Your task is to transcribe the data in full.

══════

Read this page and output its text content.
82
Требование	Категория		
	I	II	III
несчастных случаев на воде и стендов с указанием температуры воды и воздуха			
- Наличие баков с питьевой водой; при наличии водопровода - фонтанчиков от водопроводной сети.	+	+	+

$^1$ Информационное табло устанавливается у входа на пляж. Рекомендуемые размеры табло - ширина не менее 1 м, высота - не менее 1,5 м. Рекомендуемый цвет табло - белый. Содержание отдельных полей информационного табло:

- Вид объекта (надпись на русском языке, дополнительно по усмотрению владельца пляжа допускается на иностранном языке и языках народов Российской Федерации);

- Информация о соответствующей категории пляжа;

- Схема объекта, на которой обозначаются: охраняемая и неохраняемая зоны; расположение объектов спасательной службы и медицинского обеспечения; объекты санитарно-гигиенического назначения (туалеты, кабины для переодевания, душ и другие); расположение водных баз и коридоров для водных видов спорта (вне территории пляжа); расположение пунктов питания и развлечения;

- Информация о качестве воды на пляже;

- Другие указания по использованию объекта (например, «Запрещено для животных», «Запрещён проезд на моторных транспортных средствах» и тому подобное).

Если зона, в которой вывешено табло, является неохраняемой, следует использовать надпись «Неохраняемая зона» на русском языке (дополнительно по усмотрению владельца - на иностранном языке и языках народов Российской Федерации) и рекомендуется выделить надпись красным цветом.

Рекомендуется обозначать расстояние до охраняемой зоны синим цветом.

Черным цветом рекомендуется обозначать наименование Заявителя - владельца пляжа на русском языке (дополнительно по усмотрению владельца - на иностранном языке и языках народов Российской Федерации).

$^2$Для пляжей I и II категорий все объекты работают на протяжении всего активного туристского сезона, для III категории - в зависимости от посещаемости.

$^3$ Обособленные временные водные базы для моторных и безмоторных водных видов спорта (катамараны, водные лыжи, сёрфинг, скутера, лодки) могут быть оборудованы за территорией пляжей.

══════

→ Output:
Read this page and output its text content.
82
Требование	Категория		
	I	II	III
несчастных случаев на воде и стендов с указанием температуры воды и воздуха			
- Наличие баков с питьевой водой; при наличии водопровода - фонтанчиков от водопроводной сети.	+	+	+

$^1$ Информационное табло устанавливается у входа на пляж. Рекомендуемые размеры табло - ширина не менее 1 м, высота - не менее 1,5 м. Рекомендуемый цвет табло - белый. Содержание отдельных полей информационного табло:

- Вид объекта (надпись на русском языке, дополнительно по усмотрению владельца пляжа допускается на иностранном языке и языках народов Российской Федерации);

- Информация о соответствующей категории пляжа;

- Схема объекта, на которой обозначаются: охраняемая и неохраняемая зоны; расположение объектов спасательной службы и медицинского обеспечения; объекты санитарно-гигиенического назначения (туалеты, кабины для переодевания, душ и другие); расположение водных баз и коридоров для водных видов спорта (вне территории пляжа); расположение пунктов питания и развлечения;

- Информация о качестве воды на пляже;

- Другие указания по использованию объекта (например, «Запрещено для животных», «Запрещён проезд на моторных транспортных средствах» и тому подобное).

Если зона, в которой вывешено табло, является неохраняемой, следует использовать надпись «Неохраняемая зона» на русском языке (дополнительно по усмотрению владельца - на иностранном языке и языках народов Российской Федерации) и рекомендуется выделить надпись красным цветом.

Рекомендуется обозначать расстояние до охраняемой зоны синим цветом.

Черным цветом рекомендуется обозначать наименование Заявителя - владельца пляжа на русском языке (дополнительно по усмотрению владельца - на иностранном языке и языках народов Российской Федерации).

$^2$Для пляжей I и II категорий все объекты работают на протяжении всего активного туристского сезона, для III категории - в зависимости от посещаемости.

$^3$ Обособленные временные водные базы для моторных и безмоторных водных видов спорта (катамараны, водные лыжи, сёрфинг, скутера, лодки) могут быть оборудованы за территорией пляжей.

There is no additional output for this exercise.